■ **Task description**
Go over the entries below line by line, copying each one that contains the word "icon".

::: Material :::

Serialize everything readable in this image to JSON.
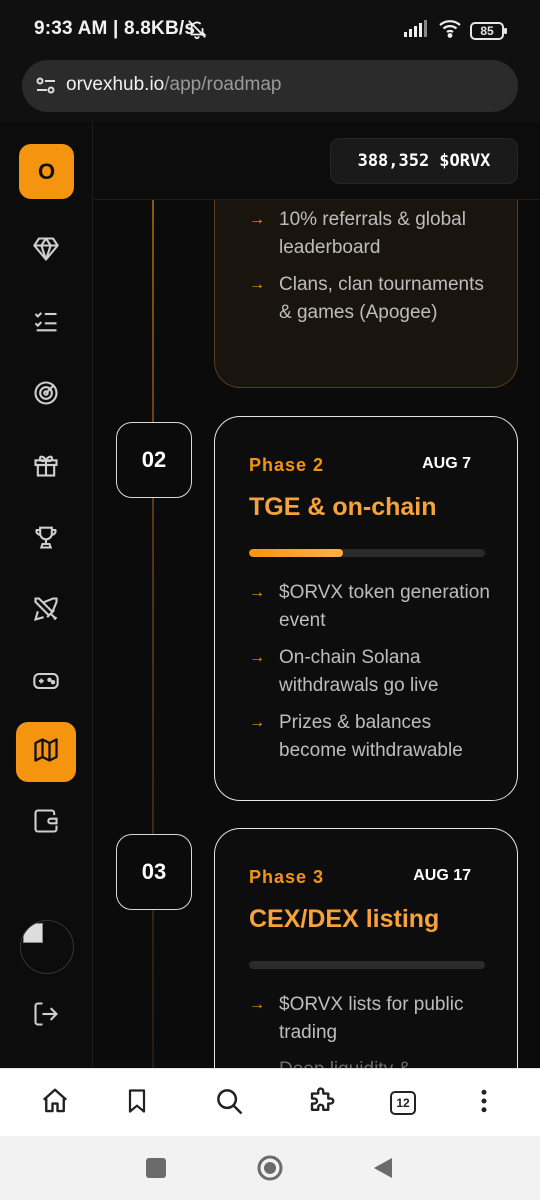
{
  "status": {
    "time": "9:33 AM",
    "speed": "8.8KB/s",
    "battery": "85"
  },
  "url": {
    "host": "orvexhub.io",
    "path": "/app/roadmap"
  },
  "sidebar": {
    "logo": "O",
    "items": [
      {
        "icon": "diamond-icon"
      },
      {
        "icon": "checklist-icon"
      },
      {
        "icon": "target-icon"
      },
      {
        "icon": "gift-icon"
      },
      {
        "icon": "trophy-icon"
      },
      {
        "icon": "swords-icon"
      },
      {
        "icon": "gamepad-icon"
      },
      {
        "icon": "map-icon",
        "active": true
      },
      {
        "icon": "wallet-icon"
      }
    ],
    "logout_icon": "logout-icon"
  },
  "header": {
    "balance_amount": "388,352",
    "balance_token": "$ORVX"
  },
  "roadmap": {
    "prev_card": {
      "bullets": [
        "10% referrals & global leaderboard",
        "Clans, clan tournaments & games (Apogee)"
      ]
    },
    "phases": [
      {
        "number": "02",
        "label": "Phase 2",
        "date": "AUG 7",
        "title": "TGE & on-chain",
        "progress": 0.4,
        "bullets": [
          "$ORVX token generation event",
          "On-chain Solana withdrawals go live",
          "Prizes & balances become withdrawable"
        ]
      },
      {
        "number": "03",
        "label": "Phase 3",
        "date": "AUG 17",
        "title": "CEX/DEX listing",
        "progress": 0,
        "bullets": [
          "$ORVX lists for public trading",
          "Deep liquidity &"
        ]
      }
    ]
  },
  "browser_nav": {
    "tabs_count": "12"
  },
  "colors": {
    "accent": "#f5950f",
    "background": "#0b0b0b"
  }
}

:::
::: Material :::

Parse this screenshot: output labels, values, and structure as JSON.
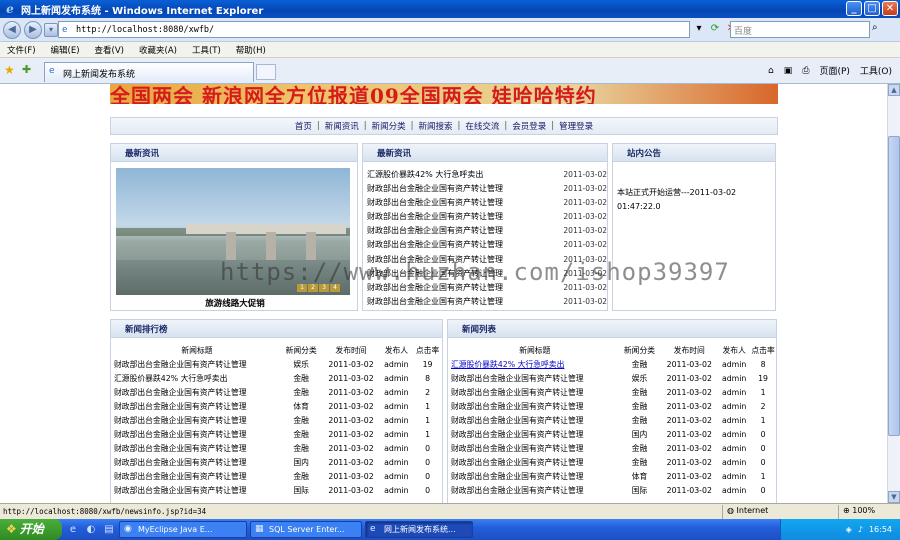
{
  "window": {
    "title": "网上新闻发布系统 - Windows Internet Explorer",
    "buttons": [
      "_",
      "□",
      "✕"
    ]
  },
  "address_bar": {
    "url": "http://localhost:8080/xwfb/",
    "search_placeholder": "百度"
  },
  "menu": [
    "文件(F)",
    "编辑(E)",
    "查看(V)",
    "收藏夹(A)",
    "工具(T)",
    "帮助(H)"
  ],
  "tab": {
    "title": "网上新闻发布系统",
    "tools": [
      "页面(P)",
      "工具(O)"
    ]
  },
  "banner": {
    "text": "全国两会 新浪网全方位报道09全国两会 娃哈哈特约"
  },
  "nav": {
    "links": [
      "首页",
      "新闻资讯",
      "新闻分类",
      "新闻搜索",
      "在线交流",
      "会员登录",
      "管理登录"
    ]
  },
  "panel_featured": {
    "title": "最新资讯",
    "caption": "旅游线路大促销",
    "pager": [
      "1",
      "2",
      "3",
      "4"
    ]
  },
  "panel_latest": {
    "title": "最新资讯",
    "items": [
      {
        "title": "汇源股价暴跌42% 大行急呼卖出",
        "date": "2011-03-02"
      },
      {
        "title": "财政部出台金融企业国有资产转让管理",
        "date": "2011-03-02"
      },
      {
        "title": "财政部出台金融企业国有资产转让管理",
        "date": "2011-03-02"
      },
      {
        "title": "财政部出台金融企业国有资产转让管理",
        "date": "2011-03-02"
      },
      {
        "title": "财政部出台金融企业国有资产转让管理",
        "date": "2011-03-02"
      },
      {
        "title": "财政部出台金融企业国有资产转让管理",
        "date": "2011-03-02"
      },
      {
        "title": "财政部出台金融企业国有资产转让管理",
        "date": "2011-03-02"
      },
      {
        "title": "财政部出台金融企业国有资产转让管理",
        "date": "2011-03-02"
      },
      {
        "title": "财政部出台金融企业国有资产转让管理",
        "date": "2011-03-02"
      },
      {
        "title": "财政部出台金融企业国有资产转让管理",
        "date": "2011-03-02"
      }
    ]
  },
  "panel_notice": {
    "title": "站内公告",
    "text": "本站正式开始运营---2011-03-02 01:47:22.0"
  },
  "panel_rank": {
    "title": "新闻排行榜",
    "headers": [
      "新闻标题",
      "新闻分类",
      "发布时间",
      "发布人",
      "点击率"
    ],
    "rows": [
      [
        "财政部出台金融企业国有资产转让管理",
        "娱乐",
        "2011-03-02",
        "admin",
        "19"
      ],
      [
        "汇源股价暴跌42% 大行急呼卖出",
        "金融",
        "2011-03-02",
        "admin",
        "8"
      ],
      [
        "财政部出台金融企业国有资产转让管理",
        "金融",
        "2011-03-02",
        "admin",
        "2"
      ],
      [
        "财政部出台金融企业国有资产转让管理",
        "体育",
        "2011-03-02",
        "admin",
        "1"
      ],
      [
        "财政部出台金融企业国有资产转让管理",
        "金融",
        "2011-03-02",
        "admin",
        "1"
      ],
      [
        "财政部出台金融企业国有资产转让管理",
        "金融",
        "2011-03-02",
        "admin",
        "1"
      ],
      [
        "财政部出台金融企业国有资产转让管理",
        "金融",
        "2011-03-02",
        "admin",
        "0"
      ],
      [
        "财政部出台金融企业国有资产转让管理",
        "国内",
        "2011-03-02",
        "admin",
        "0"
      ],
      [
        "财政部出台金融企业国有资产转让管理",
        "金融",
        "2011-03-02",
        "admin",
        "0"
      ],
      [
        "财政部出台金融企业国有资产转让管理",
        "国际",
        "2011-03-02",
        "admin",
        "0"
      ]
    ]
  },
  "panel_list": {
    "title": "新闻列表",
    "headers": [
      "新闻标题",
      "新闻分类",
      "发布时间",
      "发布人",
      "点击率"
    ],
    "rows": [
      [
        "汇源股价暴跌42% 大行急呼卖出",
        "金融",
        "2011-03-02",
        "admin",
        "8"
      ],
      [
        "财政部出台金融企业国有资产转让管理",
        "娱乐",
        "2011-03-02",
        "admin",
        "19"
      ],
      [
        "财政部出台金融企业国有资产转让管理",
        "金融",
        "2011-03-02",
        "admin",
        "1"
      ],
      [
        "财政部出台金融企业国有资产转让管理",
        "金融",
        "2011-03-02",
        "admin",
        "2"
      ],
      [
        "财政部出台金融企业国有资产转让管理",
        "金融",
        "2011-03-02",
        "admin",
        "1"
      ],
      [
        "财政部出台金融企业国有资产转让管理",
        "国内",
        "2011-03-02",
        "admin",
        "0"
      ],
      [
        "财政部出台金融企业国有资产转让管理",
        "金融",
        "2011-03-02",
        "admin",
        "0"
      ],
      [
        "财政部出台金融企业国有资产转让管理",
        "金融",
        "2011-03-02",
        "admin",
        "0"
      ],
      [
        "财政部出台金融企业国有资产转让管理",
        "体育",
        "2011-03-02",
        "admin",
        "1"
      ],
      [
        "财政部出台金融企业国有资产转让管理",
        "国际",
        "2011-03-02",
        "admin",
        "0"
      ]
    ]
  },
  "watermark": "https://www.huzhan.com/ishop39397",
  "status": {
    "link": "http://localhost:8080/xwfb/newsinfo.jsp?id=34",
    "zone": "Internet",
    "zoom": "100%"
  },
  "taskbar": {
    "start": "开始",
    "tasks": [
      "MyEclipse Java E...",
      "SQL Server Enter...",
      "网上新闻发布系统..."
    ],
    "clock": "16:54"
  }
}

:::

■ **Response to the task**
        "icon": "diamond-icon"
        "icon": "checklist-icon"
        "icon": "target-icon"
        "icon": "gift-icon"
        "icon": "trophy-icon"
        "icon": "swords-icon"
        "icon": "gamepad-icon"
        "icon": "map-icon",
        "icon": "wallet-icon"
    "logout_icon": "logout-icon"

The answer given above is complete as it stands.